• _Task to complete_
Select all lines with the string "study" in them, and copy those lines.

• _Stored data_
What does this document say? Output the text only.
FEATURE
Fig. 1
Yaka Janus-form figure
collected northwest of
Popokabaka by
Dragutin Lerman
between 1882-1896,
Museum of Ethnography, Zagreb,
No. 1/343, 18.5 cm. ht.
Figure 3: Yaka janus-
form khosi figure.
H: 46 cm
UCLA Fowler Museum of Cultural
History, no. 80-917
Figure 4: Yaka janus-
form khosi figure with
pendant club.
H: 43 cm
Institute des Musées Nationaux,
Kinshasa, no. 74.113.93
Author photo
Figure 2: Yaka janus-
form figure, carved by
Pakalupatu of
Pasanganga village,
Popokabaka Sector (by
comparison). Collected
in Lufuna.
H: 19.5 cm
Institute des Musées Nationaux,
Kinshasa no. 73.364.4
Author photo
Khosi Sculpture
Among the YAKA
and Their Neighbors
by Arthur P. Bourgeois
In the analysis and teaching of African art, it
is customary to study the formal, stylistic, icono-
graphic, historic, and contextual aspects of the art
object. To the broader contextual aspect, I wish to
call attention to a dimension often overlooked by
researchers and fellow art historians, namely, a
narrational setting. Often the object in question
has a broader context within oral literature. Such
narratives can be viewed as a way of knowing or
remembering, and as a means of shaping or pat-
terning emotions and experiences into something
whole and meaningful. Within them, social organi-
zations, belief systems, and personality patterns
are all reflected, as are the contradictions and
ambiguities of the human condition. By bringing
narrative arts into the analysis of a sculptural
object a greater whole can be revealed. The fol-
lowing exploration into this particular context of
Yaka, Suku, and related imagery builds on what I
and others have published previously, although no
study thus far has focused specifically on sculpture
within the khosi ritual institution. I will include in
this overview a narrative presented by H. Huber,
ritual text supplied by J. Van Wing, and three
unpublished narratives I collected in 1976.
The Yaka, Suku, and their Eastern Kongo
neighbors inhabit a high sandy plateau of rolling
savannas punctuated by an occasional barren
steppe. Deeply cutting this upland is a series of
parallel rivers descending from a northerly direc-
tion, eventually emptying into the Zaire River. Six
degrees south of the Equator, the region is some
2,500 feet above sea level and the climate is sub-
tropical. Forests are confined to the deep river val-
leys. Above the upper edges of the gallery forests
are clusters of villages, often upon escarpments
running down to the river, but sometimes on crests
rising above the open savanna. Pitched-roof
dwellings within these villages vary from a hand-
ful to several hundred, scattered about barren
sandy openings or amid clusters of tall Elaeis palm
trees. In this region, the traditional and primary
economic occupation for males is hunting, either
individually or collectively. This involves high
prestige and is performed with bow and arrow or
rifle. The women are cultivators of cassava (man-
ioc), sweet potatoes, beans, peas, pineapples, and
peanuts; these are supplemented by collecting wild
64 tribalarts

• _Exercise solution_
is customary to study the formal, stylistic, icono-
study thus far has focused specifically on sculpture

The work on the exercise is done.